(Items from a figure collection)
........

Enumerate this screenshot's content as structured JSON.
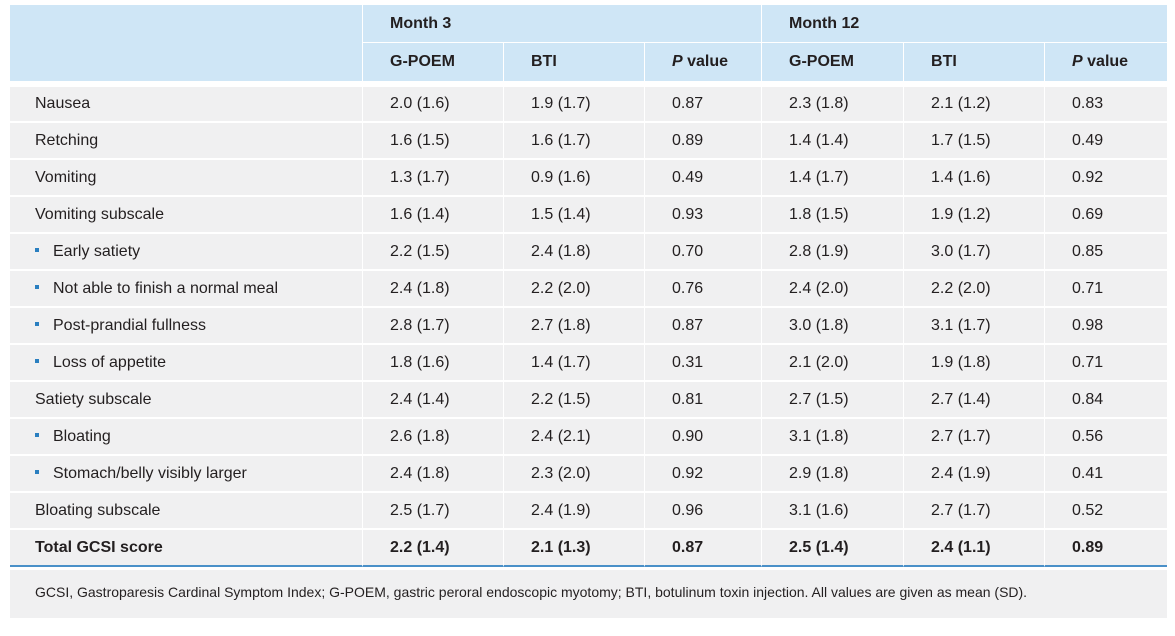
{
  "header": {
    "groups": [
      "Month 3",
      "Month 12"
    ],
    "subcols": [
      {
        "label": "G-POEM"
      },
      {
        "label": "BTI"
      },
      {
        "p": "P",
        "rest": " value"
      },
      {
        "label": "G-POEM"
      },
      {
        "label": "BTI"
      },
      {
        "p": "P",
        "rest": " value"
      }
    ]
  },
  "rows": [
    {
      "label": "Nausea",
      "bullet": false,
      "cells": [
        "2.0 (1.6)",
        "1.9 (1.7)",
        "0.87",
        "2.3 (1.8)",
        "2.1 (1.2)",
        "0.83"
      ]
    },
    {
      "label": "Retching",
      "bullet": false,
      "cells": [
        "1.6 (1.5)",
        "1.6 (1.7)",
        "0.89",
        "1.4 (1.4)",
        "1.7 (1.5)",
        "0.49"
      ]
    },
    {
      "label": "Vomiting",
      "bullet": false,
      "cells": [
        "1.3 (1.7)",
        "0.9 (1.6)",
        "0.49",
        "1.4 (1.7)",
        "1.4 (1.6)",
        "0.92"
      ]
    },
    {
      "label": "Vomiting subscale",
      "bullet": false,
      "cells": [
        "1.6 (1.4)",
        "1.5 (1.4)",
        "0.93",
        "1.8 (1.5)",
        "1.9 (1.2)",
        "0.69"
      ]
    },
    {
      "label": "Early satiety",
      "bullet": true,
      "cells": [
        "2.2 (1.5)",
        "2.4 (1.8)",
        "0.70",
        "2.8 (1.9)",
        "3.0 (1.7)",
        "0.85"
      ]
    },
    {
      "label": "Not able to finish a normal meal",
      "bullet": true,
      "cells": [
        "2.4 (1.8)",
        "2.2 (2.0)",
        "0.76",
        "2.4 (2.0)",
        "2.2 (2.0)",
        "0.71"
      ]
    },
    {
      "label": "Post-prandial fullness",
      "bullet": true,
      "cells": [
        "2.8 (1.7)",
        "2.7 (1.8)",
        "0.87",
        "3.0 (1.8)",
        "3.1 (1.7)",
        "0.98"
      ]
    },
    {
      "label": "Loss of appetite",
      "bullet": true,
      "cells": [
        "1.8 (1.6)",
        "1.4 (1.7)",
        "0.31",
        "2.1 (2.0)",
        "1.9 (1.8)",
        "0.71"
      ]
    },
    {
      "label": "Satiety subscale",
      "bullet": false,
      "cells": [
        "2.4 (1.4)",
        "2.2 (1.5)",
        "0.81",
        "2.7 (1.5)",
        "2.7 (1.4)",
        "0.84"
      ]
    },
    {
      "label": "Bloating",
      "bullet": true,
      "cells": [
        "2.6 (1.8)",
        "2.4 (2.1)",
        "0.90",
        "3.1 (1.8)",
        "2.7 (1.7)",
        "0.56"
      ]
    },
    {
      "label": "Stomach/belly visibly larger",
      "bullet": true,
      "cells": [
        "2.4 (1.8)",
        "2.3 (2.0)",
        "0.92",
        "2.9 (1.8)",
        "2.4 (1.9)",
        "0.41"
      ]
    },
    {
      "label": "Bloating subscale",
      "bullet": false,
      "cells": [
        "2.5 (1.7)",
        "2.4 (1.9)",
        "0.96",
        "3.1 (1.6)",
        "2.7 (1.7)",
        "0.52"
      ]
    }
  ],
  "total": {
    "label": "Total GCSI score",
    "cells": [
      "2.2 (1.4)",
      "2.1 (1.3)",
      "0.87",
      "2.5 (1.4)",
      "2.4 (1.1)",
      "0.89"
    ]
  },
  "footnote": "GCSI, Gastroparesis Cardinal Symptom Index; G-POEM, gastric peroral endoscopic myotomy; BTI, botulinum toxin injection. All values are given as mean (SD).",
  "colors": {
    "header_bg": "#cfe6f6",
    "row_bg": "#f0f0f1",
    "bullet": "#2a7fc0",
    "rule": "#4a90c8"
  }
}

........

__Work instructions__: Retype each entry above character for character; pictures stay out.

__Completed task__:
Enumerate this screenshot's content as structured JSON.
{
  "header": {
    "groups": [
      "Month 3",
      "Month 12"
    ],
    "subcols": [
      {
        "label": "G-POEM"
      },
      {
        "label": "BTI"
      },
      {
        "p": "P",
        "rest": " value"
      },
      {
        "label": "G-POEM"
      },
      {
        "label": "BTI"
      },
      {
        "p": "P",
        "rest": " value"
      }
    ]
  },
  "rows": [
    {
      "label": "Nausea",
      "bullet": false,
      "cells": [
        "2.0 (1.6)",
        "1.9 (1.7)",
        "0.87",
        "2.3 (1.8)",
        "2.1 (1.2)",
        "0.83"
      ]
    },
    {
      "label": "Retching",
      "bullet": false,
      "cells": [
        "1.6 (1.5)",
        "1.6 (1.7)",
        "0.89",
        "1.4 (1.4)",
        "1.7 (1.5)",
        "0.49"
      ]
    },
    {
      "label": "Vomiting",
      "bullet": false,
      "cells": [
        "1.3 (1.7)",
        "0.9 (1.6)",
        "0.49",
        "1.4 (1.7)",
        "1.4 (1.6)",
        "0.92"
      ]
    },
    {
      "label": "Vomiting subscale",
      "bullet": false,
      "cells": [
        "1.6 (1.4)",
        "1.5 (1.4)",
        "0.93",
        "1.8 (1.5)",
        "1.9 (1.2)",
        "0.69"
      ]
    },
    {
      "label": "Early satiety",
      "bullet": true,
      "cells": [
        "2.2 (1.5)",
        "2.4 (1.8)",
        "0.70",
        "2.8 (1.9)",
        "3.0 (1.7)",
        "0.85"
      ]
    },
    {
      "label": "Not able to finish a normal meal",
      "bullet": true,
      "cells": [
        "2.4 (1.8)",
        "2.2 (2.0)",
        "0.76",
        "2.4 (2.0)",
        "2.2 (2.0)",
        "0.71"
      ]
    },
    {
      "label": "Post-prandial fullness",
      "bullet": true,
      "cells": [
        "2.8 (1.7)",
        "2.7 (1.8)",
        "0.87",
        "3.0 (1.8)",
        "3.1 (1.7)",
        "0.98"
      ]
    },
    {
      "label": "Loss of appetite",
      "bullet": true,
      "cells": [
        "1.8 (1.6)",
        "1.4 (1.7)",
        "0.31",
        "2.1 (2.0)",
        "1.9 (1.8)",
        "0.71"
      ]
    },
    {
      "label": "Satiety subscale",
      "bullet": false,
      "cells": [
        "2.4 (1.4)",
        "2.2 (1.5)",
        "0.81",
        "2.7 (1.5)",
        "2.7 (1.4)",
        "0.84"
      ]
    },
    {
      "label": "Bloating",
      "bullet": true,
      "cells": [
        "2.6 (1.8)",
        "2.4 (2.1)",
        "0.90",
        "3.1 (1.8)",
        "2.7 (1.7)",
        "0.56"
      ]
    },
    {
      "label": "Stomach/belly visibly larger",
      "bullet": true,
      "cells": [
        "2.4 (1.8)",
        "2.3 (2.0)",
        "0.92",
        "2.9 (1.8)",
        "2.4 (1.9)",
        "0.41"
      ]
    },
    {
      "label": "Bloating subscale",
      "bullet": false,
      "cells": [
        "2.5 (1.7)",
        "2.4 (1.9)",
        "0.96",
        "3.1 (1.6)",
        "2.7 (1.7)",
        "0.52"
      ]
    }
  ],
  "total": {
    "label": "Total GCSI score",
    "cells": [
      "2.2 (1.4)",
      "2.1 (1.3)",
      "0.87",
      "2.5 (1.4)",
      "2.4 (1.1)",
      "0.89"
    ]
  },
  "footnote": "GCSI, Gastroparesis Cardinal Symptom Index; G-POEM, gastric peroral endoscopic myotomy; BTI, botulinum toxin injection. All values are given as mean (SD).",
  "colors": {
    "header_bg": "#cfe6f6",
    "row_bg": "#f0f0f1",
    "bullet": "#2a7fc0",
    "rule": "#4a90c8"
  }
}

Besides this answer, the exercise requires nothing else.